### Problem to solve
Which lines have the string "available"? Copy all of them from the entries below.

### Source records
========

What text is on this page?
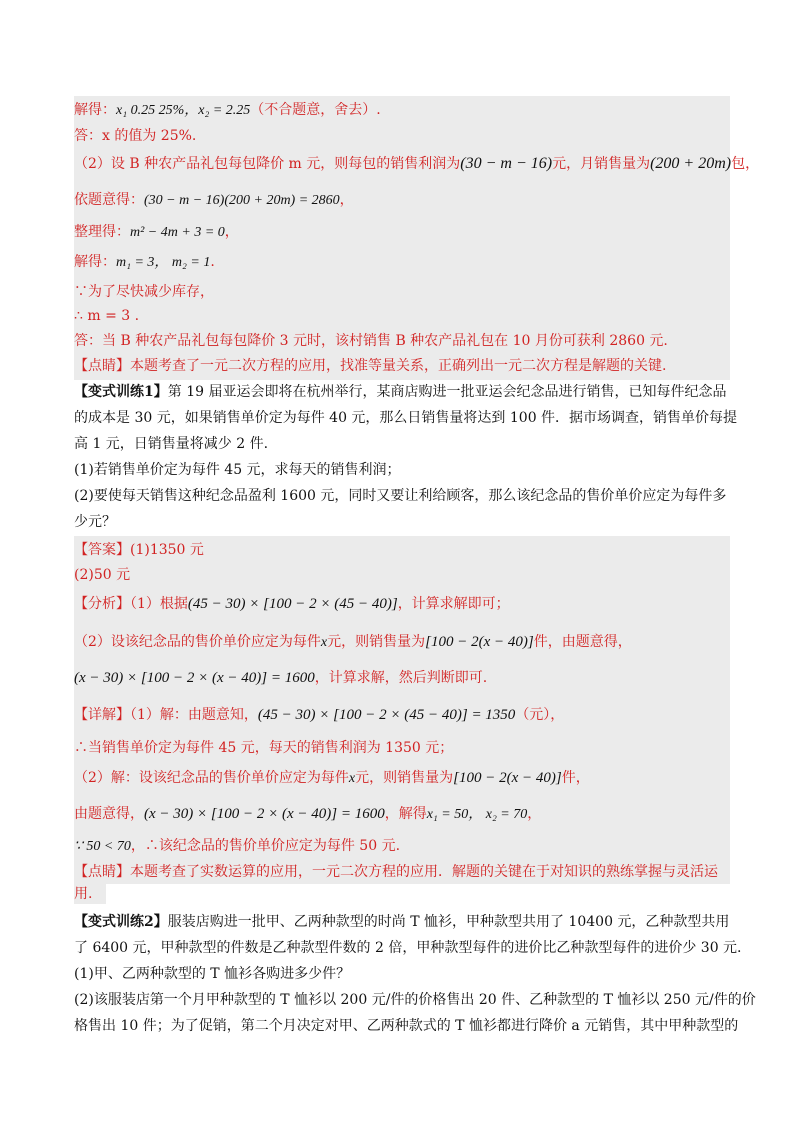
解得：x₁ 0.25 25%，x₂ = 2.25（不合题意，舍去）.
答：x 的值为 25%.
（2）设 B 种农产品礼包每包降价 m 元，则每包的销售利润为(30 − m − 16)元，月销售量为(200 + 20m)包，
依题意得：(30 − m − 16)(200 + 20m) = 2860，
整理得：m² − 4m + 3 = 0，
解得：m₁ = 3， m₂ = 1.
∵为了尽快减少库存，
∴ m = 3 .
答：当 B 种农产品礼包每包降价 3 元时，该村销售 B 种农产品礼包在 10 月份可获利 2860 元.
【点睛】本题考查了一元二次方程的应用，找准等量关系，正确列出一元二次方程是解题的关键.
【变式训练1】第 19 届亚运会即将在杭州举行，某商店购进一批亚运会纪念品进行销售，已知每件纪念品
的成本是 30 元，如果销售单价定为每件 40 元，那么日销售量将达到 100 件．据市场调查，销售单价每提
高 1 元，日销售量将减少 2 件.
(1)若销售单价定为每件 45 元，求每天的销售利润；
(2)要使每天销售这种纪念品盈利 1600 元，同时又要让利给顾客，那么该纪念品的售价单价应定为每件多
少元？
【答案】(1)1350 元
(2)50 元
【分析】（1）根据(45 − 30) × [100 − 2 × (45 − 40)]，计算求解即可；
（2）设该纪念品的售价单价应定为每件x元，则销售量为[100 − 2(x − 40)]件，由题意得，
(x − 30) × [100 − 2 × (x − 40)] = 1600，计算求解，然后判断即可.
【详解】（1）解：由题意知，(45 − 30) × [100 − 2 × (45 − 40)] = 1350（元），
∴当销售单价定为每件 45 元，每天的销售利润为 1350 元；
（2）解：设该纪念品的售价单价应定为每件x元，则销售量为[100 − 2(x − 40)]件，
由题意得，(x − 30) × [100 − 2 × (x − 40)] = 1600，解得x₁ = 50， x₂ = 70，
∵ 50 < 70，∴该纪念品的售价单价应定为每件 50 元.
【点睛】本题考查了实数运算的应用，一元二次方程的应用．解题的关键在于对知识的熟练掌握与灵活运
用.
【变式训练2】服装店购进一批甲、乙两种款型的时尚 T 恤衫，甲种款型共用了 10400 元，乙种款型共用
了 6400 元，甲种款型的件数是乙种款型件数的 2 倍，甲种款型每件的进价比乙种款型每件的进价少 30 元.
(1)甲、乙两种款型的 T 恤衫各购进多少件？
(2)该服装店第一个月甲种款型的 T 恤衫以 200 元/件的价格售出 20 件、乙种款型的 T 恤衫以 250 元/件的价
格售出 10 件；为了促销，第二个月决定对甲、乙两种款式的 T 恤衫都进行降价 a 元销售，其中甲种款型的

========

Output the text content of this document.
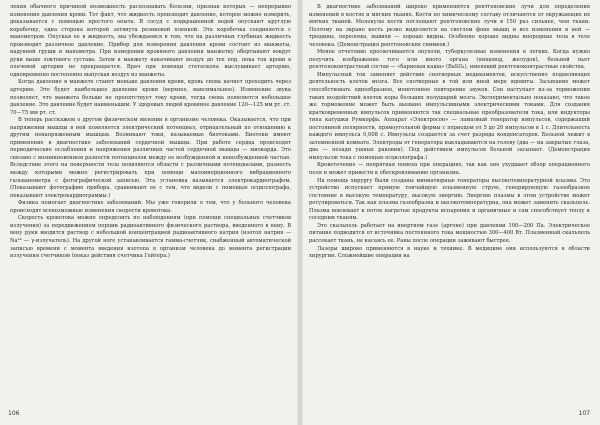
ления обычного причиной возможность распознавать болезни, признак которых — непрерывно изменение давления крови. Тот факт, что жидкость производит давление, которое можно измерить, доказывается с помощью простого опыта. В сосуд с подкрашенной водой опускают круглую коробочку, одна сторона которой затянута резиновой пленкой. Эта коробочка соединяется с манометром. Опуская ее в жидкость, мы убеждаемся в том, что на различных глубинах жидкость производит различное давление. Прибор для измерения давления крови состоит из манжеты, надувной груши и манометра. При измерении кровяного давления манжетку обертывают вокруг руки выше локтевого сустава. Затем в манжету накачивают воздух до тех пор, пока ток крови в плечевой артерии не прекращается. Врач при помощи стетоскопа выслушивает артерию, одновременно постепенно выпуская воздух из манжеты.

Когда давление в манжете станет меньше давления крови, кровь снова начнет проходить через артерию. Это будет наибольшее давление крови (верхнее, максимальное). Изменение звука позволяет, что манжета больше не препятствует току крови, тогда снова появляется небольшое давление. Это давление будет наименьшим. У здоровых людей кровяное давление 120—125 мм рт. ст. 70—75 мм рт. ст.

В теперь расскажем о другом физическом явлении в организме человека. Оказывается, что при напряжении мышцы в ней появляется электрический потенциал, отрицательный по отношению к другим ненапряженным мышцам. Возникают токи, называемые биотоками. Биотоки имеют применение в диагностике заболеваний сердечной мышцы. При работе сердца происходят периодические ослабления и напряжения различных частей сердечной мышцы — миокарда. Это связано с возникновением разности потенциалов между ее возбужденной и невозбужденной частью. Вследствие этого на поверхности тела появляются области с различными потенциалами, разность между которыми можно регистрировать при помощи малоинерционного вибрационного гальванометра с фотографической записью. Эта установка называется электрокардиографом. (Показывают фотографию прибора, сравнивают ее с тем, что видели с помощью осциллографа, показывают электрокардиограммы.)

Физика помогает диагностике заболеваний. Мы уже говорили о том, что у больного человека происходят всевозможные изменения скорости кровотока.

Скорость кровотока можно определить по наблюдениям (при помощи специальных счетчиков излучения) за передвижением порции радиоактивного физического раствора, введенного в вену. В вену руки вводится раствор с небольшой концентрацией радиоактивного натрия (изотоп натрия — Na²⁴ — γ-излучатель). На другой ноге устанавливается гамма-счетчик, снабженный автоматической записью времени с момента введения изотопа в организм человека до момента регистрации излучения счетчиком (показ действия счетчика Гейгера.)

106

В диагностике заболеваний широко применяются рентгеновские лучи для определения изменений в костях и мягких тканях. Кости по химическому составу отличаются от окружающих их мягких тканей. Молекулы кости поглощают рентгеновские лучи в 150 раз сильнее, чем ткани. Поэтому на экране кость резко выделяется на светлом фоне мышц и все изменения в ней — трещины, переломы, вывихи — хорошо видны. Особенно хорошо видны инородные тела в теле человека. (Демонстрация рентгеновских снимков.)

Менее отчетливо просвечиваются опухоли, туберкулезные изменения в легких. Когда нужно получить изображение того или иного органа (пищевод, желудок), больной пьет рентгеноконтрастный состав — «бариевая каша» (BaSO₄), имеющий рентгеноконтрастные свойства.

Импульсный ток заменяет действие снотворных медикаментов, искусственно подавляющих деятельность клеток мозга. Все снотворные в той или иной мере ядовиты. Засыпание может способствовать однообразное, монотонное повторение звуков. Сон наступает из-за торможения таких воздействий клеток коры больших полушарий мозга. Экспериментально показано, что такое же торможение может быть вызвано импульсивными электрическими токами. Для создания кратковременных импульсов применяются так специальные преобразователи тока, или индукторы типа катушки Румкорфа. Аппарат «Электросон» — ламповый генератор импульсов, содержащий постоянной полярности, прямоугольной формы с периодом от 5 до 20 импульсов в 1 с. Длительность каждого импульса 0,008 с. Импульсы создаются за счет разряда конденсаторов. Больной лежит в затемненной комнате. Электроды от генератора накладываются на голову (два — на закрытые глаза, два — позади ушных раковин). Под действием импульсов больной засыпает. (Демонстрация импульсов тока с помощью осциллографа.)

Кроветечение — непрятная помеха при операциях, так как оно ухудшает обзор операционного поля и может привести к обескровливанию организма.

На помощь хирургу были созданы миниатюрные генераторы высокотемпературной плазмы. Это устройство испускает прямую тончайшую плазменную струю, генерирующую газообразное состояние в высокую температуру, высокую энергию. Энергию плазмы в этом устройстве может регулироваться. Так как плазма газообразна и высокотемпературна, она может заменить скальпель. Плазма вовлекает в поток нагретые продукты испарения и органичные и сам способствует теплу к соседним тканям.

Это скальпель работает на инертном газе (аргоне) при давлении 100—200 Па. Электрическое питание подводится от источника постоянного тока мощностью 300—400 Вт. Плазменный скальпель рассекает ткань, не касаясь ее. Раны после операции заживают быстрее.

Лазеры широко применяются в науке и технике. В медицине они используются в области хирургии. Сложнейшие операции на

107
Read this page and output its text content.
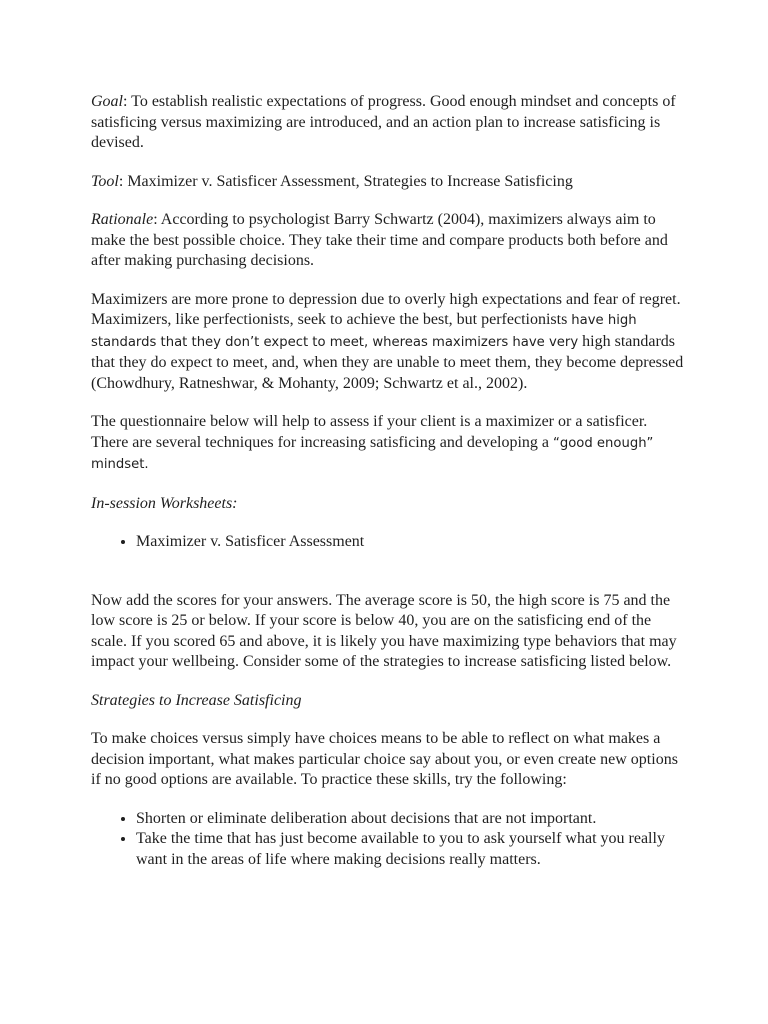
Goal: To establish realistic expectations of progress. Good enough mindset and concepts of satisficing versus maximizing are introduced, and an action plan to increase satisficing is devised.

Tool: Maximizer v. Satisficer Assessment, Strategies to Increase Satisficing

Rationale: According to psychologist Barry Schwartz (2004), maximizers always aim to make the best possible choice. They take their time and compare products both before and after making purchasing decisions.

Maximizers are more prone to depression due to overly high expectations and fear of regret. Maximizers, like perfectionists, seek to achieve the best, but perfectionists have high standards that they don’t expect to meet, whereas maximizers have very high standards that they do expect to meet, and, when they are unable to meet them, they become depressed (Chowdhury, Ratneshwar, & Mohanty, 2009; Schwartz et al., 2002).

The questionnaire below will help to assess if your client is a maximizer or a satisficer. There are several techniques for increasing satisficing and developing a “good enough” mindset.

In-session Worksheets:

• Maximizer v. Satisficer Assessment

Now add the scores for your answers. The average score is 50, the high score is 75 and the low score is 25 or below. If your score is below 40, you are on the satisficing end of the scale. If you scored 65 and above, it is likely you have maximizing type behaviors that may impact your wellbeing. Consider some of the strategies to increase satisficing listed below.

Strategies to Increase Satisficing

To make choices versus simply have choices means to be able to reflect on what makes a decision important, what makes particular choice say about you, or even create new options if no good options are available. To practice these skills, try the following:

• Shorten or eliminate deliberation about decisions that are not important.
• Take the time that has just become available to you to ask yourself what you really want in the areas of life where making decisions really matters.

========

### Response
To make choices versus simply have choices means to be able to reflect on what makes a decision important, what makes particular choice say about you, or even create new options if no good options are available. To practice these skills, try the following:
• Take the time that has just become available to you to ask yourself what you really want in the areas of life where making decisions really matters.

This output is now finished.